From the entries below, gather every line containing the string "population".
───── DATA SUPPLIED
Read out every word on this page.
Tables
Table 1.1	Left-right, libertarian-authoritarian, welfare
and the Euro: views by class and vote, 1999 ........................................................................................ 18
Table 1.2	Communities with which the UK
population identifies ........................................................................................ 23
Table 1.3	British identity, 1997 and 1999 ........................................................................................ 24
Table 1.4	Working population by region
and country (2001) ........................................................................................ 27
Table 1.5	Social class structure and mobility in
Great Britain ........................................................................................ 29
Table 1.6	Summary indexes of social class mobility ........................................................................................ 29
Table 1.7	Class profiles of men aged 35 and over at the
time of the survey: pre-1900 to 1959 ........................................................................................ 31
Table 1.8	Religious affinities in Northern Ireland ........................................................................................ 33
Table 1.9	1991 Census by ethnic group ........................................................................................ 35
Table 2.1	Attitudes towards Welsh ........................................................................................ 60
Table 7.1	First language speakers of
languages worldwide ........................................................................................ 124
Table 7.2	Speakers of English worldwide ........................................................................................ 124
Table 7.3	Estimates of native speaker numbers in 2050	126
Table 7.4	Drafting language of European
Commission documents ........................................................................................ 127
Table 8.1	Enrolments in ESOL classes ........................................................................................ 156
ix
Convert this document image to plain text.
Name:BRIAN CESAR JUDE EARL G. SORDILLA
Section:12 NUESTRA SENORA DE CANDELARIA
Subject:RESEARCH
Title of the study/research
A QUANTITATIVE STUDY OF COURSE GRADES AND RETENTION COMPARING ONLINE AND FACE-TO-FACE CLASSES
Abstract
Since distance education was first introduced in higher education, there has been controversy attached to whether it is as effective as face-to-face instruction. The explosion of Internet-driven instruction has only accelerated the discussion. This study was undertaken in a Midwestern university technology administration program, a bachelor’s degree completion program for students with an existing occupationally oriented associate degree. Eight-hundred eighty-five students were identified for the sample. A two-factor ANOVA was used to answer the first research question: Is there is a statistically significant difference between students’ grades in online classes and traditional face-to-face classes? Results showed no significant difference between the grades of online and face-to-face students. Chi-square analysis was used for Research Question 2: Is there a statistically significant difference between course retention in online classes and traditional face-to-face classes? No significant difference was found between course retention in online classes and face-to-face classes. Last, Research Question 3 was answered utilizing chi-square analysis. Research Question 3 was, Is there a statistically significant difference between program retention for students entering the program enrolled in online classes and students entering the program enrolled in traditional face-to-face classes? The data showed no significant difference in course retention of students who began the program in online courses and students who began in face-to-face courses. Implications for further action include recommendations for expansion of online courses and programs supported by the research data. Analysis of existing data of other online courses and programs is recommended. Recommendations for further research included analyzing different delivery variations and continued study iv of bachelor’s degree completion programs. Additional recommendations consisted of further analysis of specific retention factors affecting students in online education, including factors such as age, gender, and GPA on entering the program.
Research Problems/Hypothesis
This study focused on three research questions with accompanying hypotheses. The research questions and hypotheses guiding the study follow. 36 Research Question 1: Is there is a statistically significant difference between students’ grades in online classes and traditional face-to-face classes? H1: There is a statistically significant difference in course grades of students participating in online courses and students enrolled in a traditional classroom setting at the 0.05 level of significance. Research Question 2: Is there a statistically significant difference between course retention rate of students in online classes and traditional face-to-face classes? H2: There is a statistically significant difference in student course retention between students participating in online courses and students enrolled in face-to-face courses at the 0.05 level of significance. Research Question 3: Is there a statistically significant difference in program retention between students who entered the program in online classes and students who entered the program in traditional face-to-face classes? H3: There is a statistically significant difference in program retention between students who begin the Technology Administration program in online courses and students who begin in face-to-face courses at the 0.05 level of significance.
──────────
FINAL ANSWER:
population identifies ........................................................................................ 23
Table 1.4	Working population by region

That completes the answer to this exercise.